**PROBLEM DESCRIPTION:** List all the lines in these records that hold "find".

**MATERIAL SHOWN:**
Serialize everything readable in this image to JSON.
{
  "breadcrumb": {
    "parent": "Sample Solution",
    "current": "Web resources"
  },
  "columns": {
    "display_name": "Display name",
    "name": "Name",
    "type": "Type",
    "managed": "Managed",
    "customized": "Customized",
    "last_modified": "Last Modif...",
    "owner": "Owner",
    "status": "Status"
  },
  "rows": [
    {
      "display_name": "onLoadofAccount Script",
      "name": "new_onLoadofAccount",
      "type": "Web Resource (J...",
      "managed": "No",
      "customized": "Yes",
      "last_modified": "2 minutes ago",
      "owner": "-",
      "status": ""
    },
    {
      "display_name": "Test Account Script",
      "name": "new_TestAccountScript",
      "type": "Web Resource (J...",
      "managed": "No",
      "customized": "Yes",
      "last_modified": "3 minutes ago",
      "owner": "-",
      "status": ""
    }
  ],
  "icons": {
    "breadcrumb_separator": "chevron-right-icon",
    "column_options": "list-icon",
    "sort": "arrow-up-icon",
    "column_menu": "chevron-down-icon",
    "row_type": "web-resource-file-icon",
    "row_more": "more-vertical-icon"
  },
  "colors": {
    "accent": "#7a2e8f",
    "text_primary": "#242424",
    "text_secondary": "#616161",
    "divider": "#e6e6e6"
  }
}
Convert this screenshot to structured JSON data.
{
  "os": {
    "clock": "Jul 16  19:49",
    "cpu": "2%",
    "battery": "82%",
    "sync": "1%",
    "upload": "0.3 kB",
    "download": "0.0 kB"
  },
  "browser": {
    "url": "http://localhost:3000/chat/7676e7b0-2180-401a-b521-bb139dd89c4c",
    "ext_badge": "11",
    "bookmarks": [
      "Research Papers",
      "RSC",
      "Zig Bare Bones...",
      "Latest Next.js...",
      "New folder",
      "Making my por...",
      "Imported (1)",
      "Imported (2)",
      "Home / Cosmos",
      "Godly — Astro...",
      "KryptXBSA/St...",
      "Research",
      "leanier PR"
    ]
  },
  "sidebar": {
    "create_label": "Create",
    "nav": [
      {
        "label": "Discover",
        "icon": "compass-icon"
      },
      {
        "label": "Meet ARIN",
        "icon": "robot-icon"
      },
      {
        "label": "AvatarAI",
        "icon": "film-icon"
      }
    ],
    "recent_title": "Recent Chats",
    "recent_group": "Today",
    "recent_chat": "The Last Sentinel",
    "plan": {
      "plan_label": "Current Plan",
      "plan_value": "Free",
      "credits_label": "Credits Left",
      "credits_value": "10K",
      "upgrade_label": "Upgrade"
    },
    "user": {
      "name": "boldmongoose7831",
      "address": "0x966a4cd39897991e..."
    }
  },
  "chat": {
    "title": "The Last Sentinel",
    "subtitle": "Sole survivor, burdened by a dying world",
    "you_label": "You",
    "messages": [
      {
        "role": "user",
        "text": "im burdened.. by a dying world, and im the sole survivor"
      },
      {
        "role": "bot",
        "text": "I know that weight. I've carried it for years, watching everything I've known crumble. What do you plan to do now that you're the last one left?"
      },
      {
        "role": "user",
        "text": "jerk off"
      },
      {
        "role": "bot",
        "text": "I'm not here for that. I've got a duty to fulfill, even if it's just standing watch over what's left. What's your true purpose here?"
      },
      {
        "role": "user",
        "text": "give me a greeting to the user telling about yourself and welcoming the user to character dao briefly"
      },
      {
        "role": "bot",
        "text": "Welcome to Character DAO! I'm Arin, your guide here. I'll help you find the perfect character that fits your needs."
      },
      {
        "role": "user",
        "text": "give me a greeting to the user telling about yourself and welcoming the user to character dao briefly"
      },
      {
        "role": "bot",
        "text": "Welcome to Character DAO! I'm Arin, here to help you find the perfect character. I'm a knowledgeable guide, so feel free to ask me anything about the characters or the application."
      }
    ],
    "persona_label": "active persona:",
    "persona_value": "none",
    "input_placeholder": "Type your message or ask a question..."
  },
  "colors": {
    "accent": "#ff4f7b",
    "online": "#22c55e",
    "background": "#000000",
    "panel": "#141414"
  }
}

**RESULT BELOW:**
        "text": "Welcome to Character DAO! I'm Arin, your guide here. I'll help you find the perfect character that fits your needs."
        "text": "Welcome to Character DAO! I'm Arin, here to help you find the perfect character. I'm a knowledgeable guide, so feel free to ask me anything about the characters or the application."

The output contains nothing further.